*Work to do*:
Repeat, line for line, the entries printed below.

*Dataset items*:
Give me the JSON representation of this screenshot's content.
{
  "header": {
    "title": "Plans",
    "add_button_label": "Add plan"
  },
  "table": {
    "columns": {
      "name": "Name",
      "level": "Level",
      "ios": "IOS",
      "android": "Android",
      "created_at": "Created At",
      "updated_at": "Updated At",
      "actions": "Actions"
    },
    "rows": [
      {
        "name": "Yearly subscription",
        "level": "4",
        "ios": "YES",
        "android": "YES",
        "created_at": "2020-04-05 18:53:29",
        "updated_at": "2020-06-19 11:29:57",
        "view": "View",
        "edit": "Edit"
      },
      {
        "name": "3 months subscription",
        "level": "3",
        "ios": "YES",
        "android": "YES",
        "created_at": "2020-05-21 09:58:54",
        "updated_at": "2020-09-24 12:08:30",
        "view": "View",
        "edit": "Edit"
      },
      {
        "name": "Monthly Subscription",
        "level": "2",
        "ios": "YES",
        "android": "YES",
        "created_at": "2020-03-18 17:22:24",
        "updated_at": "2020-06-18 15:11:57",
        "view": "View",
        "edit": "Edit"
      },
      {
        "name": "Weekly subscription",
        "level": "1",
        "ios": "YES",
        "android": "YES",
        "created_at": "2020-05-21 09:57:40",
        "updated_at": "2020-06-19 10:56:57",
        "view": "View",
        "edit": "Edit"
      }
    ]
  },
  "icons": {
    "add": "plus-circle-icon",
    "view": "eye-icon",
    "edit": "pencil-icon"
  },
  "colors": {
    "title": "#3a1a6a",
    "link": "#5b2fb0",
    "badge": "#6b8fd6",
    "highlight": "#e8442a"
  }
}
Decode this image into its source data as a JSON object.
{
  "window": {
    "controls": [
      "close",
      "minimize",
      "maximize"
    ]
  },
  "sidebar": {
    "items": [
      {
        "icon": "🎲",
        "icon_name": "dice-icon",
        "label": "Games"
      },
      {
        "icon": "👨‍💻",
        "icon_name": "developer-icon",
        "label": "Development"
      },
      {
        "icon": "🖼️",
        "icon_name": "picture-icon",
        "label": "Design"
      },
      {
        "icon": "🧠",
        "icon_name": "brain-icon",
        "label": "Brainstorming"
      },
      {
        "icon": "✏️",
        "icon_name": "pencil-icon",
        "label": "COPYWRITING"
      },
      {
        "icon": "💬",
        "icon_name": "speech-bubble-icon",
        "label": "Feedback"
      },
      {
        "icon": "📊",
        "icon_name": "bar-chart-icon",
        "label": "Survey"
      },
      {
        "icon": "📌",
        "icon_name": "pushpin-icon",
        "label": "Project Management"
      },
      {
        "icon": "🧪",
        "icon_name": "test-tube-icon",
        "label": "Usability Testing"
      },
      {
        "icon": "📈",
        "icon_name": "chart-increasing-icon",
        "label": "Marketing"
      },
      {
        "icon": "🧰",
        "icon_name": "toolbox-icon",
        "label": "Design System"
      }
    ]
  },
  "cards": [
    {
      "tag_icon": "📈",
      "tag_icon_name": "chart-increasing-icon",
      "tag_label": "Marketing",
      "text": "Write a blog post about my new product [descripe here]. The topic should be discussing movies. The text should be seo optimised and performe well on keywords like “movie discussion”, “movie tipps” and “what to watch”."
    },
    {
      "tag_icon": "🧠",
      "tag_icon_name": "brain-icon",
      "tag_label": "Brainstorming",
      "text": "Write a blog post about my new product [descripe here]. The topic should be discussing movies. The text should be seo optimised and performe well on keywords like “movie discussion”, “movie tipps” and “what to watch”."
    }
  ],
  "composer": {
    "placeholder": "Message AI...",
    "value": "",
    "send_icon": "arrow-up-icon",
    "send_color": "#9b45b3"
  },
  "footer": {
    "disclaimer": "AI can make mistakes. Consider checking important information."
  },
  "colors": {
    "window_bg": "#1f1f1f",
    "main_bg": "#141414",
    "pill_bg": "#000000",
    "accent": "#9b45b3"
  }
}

*Result of the exercise*:
Give me the JSON representation of this screenshot's content.
{
  "header": {
    "title": "Plans",
    "add_button_label": "Add plan"
  },
  "table": {
    "columns": {
      "name": "Name",
      "level": "Level",
      "ios": "IOS",
      "android": "Android",
      "created_at": "Created At",
      "updated_at": "Updated At",
      "actions": "Actions"
    },
    "rows": [
      {
        "name": "Yearly subscription",
        "level": "4",
        "ios": "YES",
        "android": "YES",
        "created_at": "2020-04-05 18:53:29",
        "updated_at": "2020-06-19 11:29:57",
        "view": "View",
        "edit": "Edit"
      },
      {
        "name": "3 months subscription",
        "level": "3",
        "ios": "YES",
        "android": "YES",
        "created_at": "2020-05-21 09:58:54",
        "updated_at": "2020-09-24 12:08:30",
        "view": "View",
        "edit": "Edit"
      },
      {
        "name": "Monthly Subscription",
        "level": "2",
        "ios": "YES",
        "android": "YES",
        "created_at": "2020-03-18 17:22:24",
        "updated_at": "2020-06-18 15:11:57",
        "view": "View",
        "edit": "Edit"
      },
      {
        "name": "Weekly subscription",
        "level": "1",
        "ios": "YES",
        "android": "YES",
        "created_at": "2020-05-21 09:57:40",
        "updated_at": "2020-06-19 10:56:57",
        "view": "View",
        "edit": "Edit"
      }
    ]
  },
  "icons": {
    "add": "plus-circle-icon",
    "view": "eye-icon",
    "edit": "pencil-icon"
  },
  "colors": {
    "title": "#3a1a6a",
    "link": "#5b2fb0",
    "badge": "#6b8fd6",
    "highlight": "#e8442a"
  }
}
Decode this image into its source data as a JSON object.
{
  "window": {
    "controls": [
      "close",
      "minimize",
      "maximize"
    ]
  },
  "sidebar": {
    "items": [
      {
        "icon": "🎲",
        "icon_name": "dice-icon",
        "label": "Games"
      },
      {
        "icon": "👨‍💻",
        "icon_name": "developer-icon",
        "label": "Development"
      },
      {
        "icon": "🖼️",
        "icon_name": "picture-icon",
        "label": "Design"
      },
      {
        "icon": "🧠",
        "icon_name": "brain-icon",
        "label": "Brainstorming"
      },
      {
        "icon": "✏️",
        "icon_name": "pencil-icon",
        "label": "COPYWRITING"
      },
      {
        "icon": "💬",
        "icon_name": "speech-bubble-icon",
        "label": "Feedback"
      },
      {
        "icon": "📊",
        "icon_name": "bar-chart-icon",
        "label": "Survey"
      },
      {
        "icon": "📌",
        "icon_name": "pushpin-icon",
        "label": "Project Management"
      },
      {
        "icon": "🧪",
        "icon_name": "test-tube-icon",
        "label": "Usability Testing"
      },
      {
        "icon": "📈",
        "icon_name": "chart-increasing-icon",
        "label": "Marketing"
      },
      {
        "icon": "🧰",
        "icon_name": "toolbox-icon",
        "label": "Design System"
      }
    ]
  },
  "cards": [
    {
      "tag_icon": "📈",
      "tag_icon_name": "chart-increasing-icon",
      "tag_label": "Marketing",
      "text": "Write a blog post about my new product [descripe here]. The topic should be discussing movies. The text should be seo optimised and performe well on keywords like “movie discussion”, “movie tipps” and “what to watch”."
    },
    {
      "tag_icon": "🧠",
      "tag_icon_name": "brain-icon",
      "tag_label": "Brainstorming",
      "text": "Write a blog post about my new product [descripe here]. The topic should be discussing movies. The text should be seo optimised and performe well on keywords like “movie discussion”, “movie tipps” and “what to watch”."
    }
  ],
  "composer": {
    "placeholder": "Message AI...",
    "value": "",
    "send_icon": "arrow-up-icon",
    "send_color": "#9b45b3"
  },
  "footer": {
    "disclaimer": "AI can make mistakes. Consider checking important information."
  },
  "colors": {
    "window_bg": "#1f1f1f",
    "main_bg": "#141414",
    "pill_bg": "#000000",
    "accent": "#9b45b3"
  }
}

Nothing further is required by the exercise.